What is the number of lines containing "emoji"? Give only that number.

# start of MATERIAL FOR THIS TASK

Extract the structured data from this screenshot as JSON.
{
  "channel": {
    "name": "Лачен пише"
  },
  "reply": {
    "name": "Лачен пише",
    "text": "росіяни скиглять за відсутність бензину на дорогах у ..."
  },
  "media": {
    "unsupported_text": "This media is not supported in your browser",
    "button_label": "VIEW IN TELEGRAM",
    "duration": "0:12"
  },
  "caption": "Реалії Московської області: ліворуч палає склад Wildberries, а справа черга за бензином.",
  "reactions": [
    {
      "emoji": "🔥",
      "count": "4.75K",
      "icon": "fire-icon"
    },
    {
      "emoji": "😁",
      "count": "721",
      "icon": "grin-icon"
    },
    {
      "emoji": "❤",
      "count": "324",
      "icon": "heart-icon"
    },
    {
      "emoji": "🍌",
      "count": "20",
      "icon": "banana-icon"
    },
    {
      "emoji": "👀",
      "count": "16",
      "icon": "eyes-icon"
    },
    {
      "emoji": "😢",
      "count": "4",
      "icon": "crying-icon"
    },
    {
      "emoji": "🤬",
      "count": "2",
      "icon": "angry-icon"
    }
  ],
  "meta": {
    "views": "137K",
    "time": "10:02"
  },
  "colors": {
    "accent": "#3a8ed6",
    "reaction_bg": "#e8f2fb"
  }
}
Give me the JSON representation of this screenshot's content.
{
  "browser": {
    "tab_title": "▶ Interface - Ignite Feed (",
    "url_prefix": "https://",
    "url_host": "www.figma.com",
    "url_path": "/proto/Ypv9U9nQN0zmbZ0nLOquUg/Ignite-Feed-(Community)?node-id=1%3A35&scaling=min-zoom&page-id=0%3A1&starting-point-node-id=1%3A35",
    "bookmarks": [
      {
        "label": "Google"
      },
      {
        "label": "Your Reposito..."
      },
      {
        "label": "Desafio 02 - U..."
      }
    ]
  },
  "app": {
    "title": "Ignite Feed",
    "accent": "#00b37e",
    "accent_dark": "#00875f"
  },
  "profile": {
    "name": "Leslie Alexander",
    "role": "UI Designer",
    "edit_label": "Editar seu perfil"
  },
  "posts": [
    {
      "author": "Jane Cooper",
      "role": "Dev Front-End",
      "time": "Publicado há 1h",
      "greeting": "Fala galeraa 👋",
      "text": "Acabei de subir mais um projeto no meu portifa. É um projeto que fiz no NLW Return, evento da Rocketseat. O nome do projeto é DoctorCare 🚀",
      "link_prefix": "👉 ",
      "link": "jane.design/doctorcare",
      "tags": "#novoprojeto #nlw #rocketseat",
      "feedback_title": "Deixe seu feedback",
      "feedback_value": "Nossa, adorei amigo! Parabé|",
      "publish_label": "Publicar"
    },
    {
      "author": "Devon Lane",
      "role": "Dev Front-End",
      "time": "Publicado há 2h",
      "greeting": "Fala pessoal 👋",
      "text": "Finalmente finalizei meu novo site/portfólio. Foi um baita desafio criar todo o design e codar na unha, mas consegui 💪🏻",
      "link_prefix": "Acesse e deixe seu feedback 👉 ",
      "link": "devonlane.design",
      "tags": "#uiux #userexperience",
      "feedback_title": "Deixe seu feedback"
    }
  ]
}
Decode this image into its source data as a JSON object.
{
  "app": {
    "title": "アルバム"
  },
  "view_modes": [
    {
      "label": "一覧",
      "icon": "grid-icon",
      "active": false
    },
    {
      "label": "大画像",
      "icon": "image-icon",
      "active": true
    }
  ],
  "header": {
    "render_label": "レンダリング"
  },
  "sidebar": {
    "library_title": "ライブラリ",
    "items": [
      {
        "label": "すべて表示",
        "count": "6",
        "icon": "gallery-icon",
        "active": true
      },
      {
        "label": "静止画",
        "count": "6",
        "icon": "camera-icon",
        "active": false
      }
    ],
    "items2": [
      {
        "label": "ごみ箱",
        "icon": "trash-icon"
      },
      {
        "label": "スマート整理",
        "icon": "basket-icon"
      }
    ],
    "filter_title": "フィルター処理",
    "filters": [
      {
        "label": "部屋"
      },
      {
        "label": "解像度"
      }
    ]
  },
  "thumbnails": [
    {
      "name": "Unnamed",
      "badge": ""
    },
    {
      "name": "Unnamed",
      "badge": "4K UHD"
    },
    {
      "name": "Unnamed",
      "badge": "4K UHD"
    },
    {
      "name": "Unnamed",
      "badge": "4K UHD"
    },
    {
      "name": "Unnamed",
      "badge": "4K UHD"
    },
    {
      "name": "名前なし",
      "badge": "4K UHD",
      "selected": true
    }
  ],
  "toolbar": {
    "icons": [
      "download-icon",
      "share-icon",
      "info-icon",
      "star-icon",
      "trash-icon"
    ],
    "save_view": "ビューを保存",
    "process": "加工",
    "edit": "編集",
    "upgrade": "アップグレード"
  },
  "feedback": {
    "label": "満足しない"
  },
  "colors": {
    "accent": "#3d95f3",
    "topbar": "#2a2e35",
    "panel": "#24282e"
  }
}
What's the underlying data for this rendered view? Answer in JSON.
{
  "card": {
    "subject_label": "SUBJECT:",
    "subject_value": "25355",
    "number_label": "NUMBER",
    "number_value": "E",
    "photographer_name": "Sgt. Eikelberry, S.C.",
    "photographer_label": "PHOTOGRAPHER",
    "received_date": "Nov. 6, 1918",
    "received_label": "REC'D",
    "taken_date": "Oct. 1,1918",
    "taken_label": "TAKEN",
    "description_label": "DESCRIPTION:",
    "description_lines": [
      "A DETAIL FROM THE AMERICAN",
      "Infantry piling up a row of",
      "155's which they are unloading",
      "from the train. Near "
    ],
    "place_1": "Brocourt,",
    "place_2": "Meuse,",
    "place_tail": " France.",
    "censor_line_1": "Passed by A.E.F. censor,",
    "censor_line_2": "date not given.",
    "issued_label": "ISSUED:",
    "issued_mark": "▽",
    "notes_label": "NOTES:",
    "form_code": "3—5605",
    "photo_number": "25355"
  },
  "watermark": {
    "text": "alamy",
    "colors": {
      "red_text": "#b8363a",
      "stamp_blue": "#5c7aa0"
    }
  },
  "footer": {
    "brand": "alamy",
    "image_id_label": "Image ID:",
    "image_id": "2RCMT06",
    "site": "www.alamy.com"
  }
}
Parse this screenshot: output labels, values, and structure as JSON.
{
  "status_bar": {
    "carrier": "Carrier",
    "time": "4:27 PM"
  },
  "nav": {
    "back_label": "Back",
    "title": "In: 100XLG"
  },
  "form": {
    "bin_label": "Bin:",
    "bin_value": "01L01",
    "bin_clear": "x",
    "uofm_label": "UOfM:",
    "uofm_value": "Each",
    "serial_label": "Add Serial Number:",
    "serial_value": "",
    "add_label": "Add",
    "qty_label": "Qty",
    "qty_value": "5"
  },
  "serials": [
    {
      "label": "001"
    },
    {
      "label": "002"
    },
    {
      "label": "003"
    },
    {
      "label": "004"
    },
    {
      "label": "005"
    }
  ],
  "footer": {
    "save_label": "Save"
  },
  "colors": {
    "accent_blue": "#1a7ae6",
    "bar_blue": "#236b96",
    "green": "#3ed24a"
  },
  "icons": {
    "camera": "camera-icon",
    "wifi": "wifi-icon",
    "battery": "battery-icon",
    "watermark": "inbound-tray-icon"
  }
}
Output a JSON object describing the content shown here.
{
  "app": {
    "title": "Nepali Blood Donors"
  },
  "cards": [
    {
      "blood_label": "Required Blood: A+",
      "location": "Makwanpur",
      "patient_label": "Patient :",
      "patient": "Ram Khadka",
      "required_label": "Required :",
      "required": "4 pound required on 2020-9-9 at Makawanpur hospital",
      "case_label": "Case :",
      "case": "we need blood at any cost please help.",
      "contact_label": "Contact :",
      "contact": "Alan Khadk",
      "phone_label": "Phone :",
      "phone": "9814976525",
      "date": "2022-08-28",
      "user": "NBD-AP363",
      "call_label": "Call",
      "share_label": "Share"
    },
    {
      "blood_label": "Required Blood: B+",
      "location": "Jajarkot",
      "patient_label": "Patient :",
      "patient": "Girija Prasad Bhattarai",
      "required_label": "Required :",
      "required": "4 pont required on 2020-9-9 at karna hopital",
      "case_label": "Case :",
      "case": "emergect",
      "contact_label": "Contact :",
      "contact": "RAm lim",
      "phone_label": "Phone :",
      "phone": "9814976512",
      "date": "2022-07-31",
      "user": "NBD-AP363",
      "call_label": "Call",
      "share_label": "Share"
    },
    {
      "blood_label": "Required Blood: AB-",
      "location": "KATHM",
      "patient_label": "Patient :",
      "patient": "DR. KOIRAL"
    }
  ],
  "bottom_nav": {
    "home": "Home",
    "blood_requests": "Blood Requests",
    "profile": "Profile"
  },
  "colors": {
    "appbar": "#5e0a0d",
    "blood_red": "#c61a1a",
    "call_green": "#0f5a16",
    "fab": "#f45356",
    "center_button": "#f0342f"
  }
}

# end of MATERIAL FOR THIS TASK

__FULL RESPONSE__:
7